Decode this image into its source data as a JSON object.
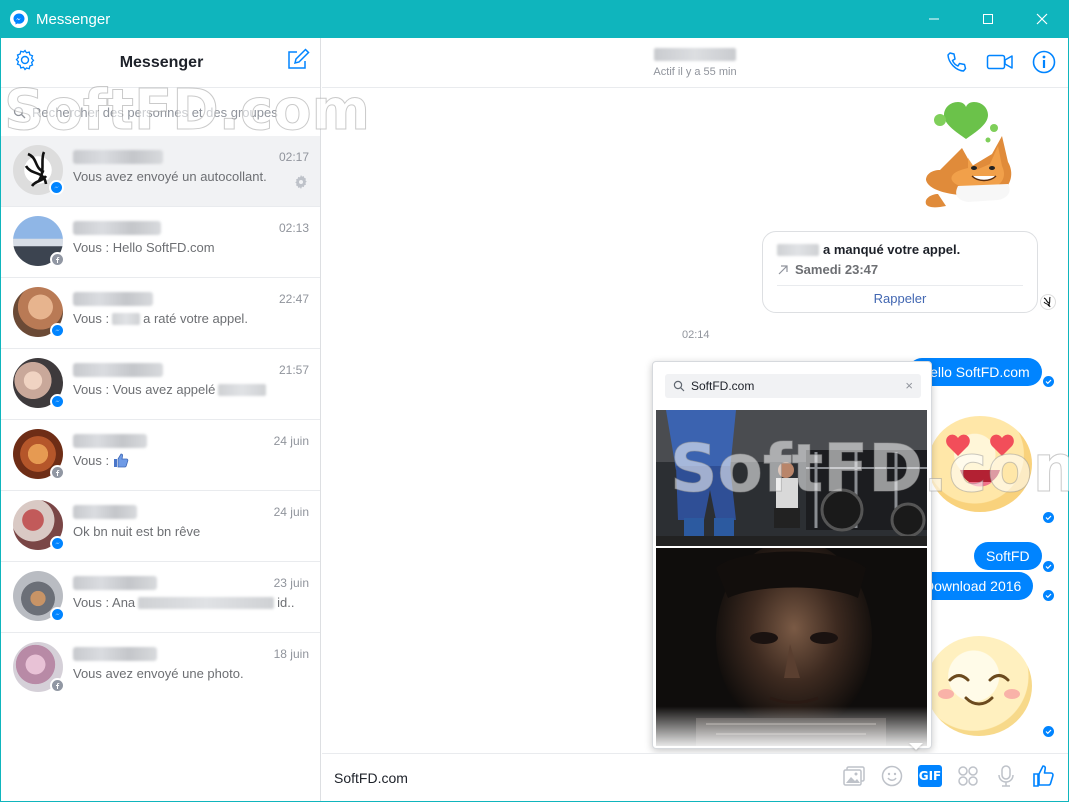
{
  "window": {
    "title": "Messenger",
    "minimize_icon": "minimize-icon",
    "maximize_icon": "maximize-icon",
    "close_icon": "close-icon"
  },
  "sidebar": {
    "title": "Messenger",
    "search_placeholder": "Rechercher des personnes et des groupes",
    "conversations": [
      {
        "time": "02:17",
        "snippet": "Vous avez envoyé un autocollant.",
        "badge": "messenger",
        "active": true
      },
      {
        "time": "02:13",
        "snippet": "Vous : Hello SoftFD.com",
        "badge": "facebook"
      },
      {
        "time": "22:47",
        "snippet_pre": "Vous :",
        "snippet_post": "a raté votre appel.",
        "badge": "messenger"
      },
      {
        "time": "21:57",
        "snippet_pre": "Vous : Vous avez appelé",
        "snippet_post": "",
        "badge": "messenger"
      },
      {
        "time": "24 juin",
        "snippet": "Vous :",
        "badge": "facebook",
        "like": true
      },
      {
        "time": "24 juin",
        "snippet": "Ok bn nuit est bn rêve",
        "badge": "messenger"
      },
      {
        "time": "23 juin",
        "snippet_pre": "Vous : Ana",
        "snippet_post": "id..",
        "badge": "messenger"
      },
      {
        "time": "18 juin",
        "snippet": "Vous avez envoyé une photo.",
        "badge": "facebook"
      }
    ]
  },
  "chat": {
    "status": "Actif il y a 55 min",
    "missed_call": {
      "text": "a manqué votre appel.",
      "when": "Samedi 23:47",
      "action": "Rappeler"
    },
    "timestamp": "02:14",
    "messages": [
      "Hello SoftFD.com",
      "SoftFD",
      "Download 2016"
    ],
    "composer_value": "SoftFD.com"
  },
  "gif_picker": {
    "search_value": "SoftFD.com",
    "clear_label": "×"
  },
  "toolbar": {
    "gif_label": "GIF"
  },
  "watermark": "SoftFD.com",
  "colors": {
    "titlebar": "#0fb5bd",
    "accent": "#0084ff",
    "link": "#4267b2"
  }
}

→ Written task
Return the listing above unchanged, apart from dropping its pictures.

→ Result below
Decode this image into its source data as a JSON object.
{
  "window": {
    "title": "Messenger",
    "minimize_icon": "minimize-icon",
    "maximize_icon": "maximize-icon",
    "close_icon": "close-icon"
  },
  "sidebar": {
    "title": "Messenger",
    "search_placeholder": "Rechercher des personnes et des groupes",
    "conversations": [
      {
        "time": "02:17",
        "snippet": "Vous avez envoyé un autocollant.",
        "badge": "messenger",
        "active": true
      },
      {
        "time": "02:13",
        "snippet": "Vous : Hello SoftFD.com",
        "badge": "facebook"
      },
      {
        "time": "22:47",
        "snippet_pre": "Vous :",
        "snippet_post": "a raté votre appel.",
        "badge": "messenger"
      },
      {
        "time": "21:57",
        "snippet_pre": "Vous : Vous avez appelé",
        "snippet_post": "",
        "badge": "messenger"
      },
      {
        "time": "24 juin",
        "snippet": "Vous :",
        "badge": "facebook",
        "like": true
      },
      {
        "time": "24 juin",
        "snippet": "Ok bn nuit est bn rêve",
        "badge": "messenger"
      },
      {
        "time": "23 juin",
        "snippet_pre": "Vous : Ana",
        "snippet_post": "id..",
        "badge": "messenger"
      },
      {
        "time": "18 juin",
        "snippet": "Vous avez envoyé une photo.",
        "badge": "facebook"
      }
    ]
  },
  "chat": {
    "status": "Actif il y a 55 min",
    "missed_call": {
      "text": "a manqué votre appel.",
      "when": "Samedi 23:47",
      "action": "Rappeler"
    },
    "timestamp": "02:14",
    "messages": [
      "Hello SoftFD.com",
      "SoftFD",
      "Download 2016"
    ],
    "composer_value": "SoftFD.com"
  },
  "gif_picker": {
    "search_value": "SoftFD.com",
    "clear_label": "×"
  },
  "toolbar": {
    "gif_label": "GIF"
  },
  "watermark": "SoftFD.com",
  "colors": {
    "titlebar": "#0fb5bd",
    "accent": "#0084ff",
    "link": "#4267b2"
  }
}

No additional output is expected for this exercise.